Task input
-------------------------
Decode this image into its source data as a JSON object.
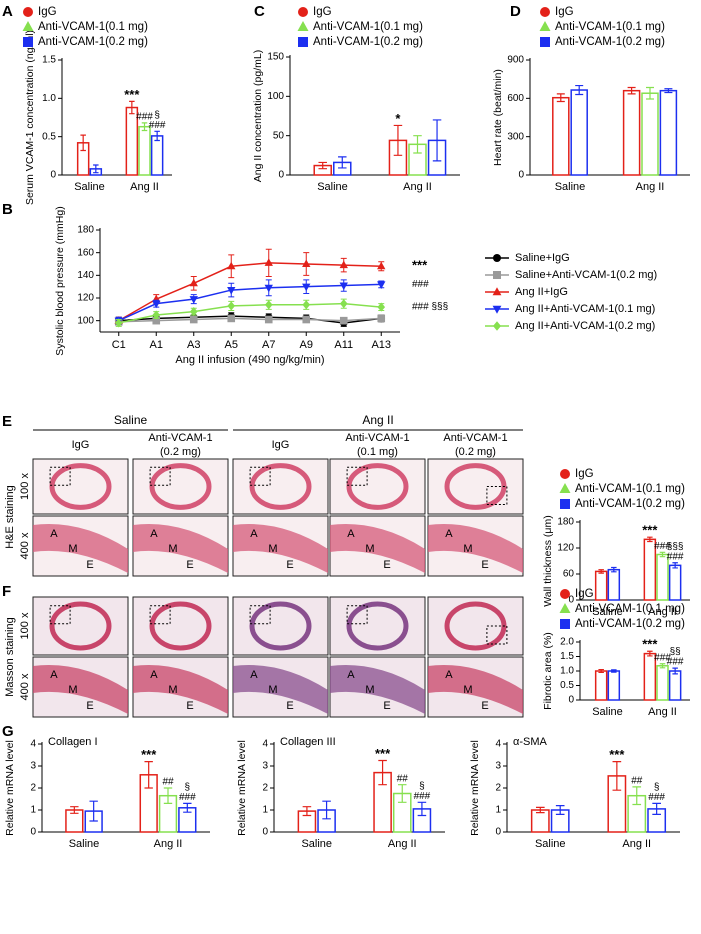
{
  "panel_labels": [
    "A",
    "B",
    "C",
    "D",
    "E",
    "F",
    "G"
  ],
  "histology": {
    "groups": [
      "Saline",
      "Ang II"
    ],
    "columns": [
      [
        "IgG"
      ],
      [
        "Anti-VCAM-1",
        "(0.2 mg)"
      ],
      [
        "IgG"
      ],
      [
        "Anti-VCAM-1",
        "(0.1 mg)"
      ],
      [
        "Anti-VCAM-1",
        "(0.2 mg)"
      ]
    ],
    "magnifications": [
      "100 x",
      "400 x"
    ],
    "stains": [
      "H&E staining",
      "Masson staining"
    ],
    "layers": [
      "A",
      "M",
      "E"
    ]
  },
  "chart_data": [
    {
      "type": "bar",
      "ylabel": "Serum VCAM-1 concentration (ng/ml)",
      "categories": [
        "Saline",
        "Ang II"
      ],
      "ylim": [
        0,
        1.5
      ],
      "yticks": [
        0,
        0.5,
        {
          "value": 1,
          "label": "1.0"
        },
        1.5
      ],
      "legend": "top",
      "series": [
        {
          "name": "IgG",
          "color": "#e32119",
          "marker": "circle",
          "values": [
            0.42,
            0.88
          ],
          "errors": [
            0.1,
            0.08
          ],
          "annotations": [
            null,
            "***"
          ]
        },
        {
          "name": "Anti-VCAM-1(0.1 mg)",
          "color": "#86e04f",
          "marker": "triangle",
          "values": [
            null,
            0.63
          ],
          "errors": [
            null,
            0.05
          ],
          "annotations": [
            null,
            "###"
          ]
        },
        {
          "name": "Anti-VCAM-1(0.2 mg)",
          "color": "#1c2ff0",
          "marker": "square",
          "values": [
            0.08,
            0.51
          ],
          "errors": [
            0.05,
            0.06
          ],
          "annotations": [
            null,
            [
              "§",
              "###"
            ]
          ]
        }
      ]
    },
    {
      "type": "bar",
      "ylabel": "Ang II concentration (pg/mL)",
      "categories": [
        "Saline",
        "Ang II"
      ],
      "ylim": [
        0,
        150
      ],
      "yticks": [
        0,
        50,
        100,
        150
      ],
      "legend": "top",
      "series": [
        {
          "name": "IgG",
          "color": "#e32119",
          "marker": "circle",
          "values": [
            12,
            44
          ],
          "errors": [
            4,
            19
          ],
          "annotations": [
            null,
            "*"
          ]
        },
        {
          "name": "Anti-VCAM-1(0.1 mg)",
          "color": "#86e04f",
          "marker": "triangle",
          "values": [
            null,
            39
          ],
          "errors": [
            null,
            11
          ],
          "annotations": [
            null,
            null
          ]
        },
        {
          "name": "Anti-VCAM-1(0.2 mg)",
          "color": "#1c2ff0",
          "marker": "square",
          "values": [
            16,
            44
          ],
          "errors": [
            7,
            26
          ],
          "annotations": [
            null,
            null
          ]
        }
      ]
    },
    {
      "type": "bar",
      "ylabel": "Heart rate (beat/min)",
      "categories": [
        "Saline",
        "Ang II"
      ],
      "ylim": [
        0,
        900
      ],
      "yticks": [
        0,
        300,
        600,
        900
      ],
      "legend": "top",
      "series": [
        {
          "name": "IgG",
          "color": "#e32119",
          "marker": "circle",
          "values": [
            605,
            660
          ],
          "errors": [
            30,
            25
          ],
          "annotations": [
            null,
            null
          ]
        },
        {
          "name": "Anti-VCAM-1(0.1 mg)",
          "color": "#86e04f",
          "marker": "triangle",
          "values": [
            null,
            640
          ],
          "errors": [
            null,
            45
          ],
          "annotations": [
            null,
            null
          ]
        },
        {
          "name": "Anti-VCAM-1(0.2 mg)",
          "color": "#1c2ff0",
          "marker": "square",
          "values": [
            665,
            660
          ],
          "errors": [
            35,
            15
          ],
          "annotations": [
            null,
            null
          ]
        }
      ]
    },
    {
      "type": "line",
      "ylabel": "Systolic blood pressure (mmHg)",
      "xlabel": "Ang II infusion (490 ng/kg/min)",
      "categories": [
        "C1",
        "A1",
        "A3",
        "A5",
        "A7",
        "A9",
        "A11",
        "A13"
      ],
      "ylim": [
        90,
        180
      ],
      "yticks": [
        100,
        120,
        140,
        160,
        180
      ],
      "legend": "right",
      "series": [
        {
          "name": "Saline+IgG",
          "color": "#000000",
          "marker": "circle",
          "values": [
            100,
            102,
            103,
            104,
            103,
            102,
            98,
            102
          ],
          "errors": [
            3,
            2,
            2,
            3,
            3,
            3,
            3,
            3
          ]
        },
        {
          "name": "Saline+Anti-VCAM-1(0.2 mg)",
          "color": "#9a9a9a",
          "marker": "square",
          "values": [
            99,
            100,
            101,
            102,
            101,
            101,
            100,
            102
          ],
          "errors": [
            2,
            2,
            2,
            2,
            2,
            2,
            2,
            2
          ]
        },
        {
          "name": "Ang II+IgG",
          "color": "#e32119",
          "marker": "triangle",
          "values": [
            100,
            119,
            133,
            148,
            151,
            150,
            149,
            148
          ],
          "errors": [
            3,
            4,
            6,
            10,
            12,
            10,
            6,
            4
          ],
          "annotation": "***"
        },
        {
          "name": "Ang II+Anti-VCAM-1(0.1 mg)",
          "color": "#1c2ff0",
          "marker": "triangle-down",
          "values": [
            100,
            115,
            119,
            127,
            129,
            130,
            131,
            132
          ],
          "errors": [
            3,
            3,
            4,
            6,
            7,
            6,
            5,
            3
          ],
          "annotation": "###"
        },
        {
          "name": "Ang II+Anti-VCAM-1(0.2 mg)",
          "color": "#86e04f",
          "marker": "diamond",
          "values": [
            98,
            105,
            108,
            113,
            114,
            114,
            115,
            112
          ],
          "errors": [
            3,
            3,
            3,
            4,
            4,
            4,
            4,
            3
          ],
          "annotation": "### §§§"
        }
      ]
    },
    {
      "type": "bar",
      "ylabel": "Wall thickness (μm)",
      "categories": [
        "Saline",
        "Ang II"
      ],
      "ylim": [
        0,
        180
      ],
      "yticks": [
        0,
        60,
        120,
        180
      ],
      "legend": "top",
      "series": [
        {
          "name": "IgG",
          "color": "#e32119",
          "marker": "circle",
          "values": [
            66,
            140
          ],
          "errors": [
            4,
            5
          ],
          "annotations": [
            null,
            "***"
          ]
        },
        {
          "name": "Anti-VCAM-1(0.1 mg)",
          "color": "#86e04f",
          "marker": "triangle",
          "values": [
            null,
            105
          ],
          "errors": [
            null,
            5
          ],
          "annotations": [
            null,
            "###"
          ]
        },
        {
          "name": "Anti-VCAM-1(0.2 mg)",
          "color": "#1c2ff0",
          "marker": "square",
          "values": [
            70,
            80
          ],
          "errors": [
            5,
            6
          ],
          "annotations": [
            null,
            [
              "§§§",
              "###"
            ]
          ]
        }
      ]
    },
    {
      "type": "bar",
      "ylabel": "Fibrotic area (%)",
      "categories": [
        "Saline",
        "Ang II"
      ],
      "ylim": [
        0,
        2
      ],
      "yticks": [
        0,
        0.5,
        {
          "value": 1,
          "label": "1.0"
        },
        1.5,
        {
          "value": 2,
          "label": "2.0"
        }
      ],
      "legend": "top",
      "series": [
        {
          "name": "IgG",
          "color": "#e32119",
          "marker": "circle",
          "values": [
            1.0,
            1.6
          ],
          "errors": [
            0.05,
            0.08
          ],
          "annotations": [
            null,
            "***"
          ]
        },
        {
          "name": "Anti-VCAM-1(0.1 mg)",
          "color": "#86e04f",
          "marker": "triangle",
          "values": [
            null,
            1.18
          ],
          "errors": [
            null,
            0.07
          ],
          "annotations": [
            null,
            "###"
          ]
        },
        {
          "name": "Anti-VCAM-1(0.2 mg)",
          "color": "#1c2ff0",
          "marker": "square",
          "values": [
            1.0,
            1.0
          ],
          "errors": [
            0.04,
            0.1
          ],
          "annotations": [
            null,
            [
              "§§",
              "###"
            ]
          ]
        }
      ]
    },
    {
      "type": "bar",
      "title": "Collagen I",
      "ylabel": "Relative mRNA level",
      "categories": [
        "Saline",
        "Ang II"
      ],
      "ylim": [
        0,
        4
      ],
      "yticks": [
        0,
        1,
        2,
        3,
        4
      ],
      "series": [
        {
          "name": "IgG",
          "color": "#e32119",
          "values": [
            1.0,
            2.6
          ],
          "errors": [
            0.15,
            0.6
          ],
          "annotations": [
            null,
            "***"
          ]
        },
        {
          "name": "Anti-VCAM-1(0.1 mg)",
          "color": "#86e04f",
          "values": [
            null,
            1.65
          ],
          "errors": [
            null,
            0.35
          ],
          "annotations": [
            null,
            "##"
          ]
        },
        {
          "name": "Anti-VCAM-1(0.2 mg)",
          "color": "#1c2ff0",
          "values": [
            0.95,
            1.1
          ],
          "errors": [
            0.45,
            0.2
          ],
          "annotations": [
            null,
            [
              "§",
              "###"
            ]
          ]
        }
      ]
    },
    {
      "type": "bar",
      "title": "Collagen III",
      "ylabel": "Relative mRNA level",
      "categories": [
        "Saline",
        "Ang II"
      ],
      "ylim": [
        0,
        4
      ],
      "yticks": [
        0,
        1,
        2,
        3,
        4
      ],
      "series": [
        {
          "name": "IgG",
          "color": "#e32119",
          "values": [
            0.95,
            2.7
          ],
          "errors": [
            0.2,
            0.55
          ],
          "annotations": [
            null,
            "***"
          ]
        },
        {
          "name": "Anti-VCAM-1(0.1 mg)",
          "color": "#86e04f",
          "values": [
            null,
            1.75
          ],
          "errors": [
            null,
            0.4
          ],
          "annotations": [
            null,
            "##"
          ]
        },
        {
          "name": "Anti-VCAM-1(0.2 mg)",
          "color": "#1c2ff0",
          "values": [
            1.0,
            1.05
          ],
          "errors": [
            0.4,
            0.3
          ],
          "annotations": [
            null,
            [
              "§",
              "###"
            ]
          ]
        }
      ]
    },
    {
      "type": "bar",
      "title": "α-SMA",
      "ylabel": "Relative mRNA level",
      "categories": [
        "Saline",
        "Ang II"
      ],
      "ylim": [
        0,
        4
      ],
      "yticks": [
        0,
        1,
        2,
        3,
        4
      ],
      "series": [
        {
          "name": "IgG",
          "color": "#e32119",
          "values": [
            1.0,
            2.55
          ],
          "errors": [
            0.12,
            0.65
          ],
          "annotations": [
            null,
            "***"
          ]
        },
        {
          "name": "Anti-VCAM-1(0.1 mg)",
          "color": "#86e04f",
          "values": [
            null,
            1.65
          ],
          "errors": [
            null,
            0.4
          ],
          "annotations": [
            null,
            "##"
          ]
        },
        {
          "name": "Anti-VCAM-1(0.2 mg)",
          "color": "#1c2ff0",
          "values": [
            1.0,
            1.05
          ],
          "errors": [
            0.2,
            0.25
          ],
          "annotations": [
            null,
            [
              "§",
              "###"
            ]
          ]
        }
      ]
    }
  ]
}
-------------------------
Aim of the task
Show, from the entries above, every line that includes the string "concentration".

Solution to this problem
      "ylabel": "Serum VCAM-1 concentration (ng/ml)",
      "ylabel": "Ang II concentration (pg/mL)",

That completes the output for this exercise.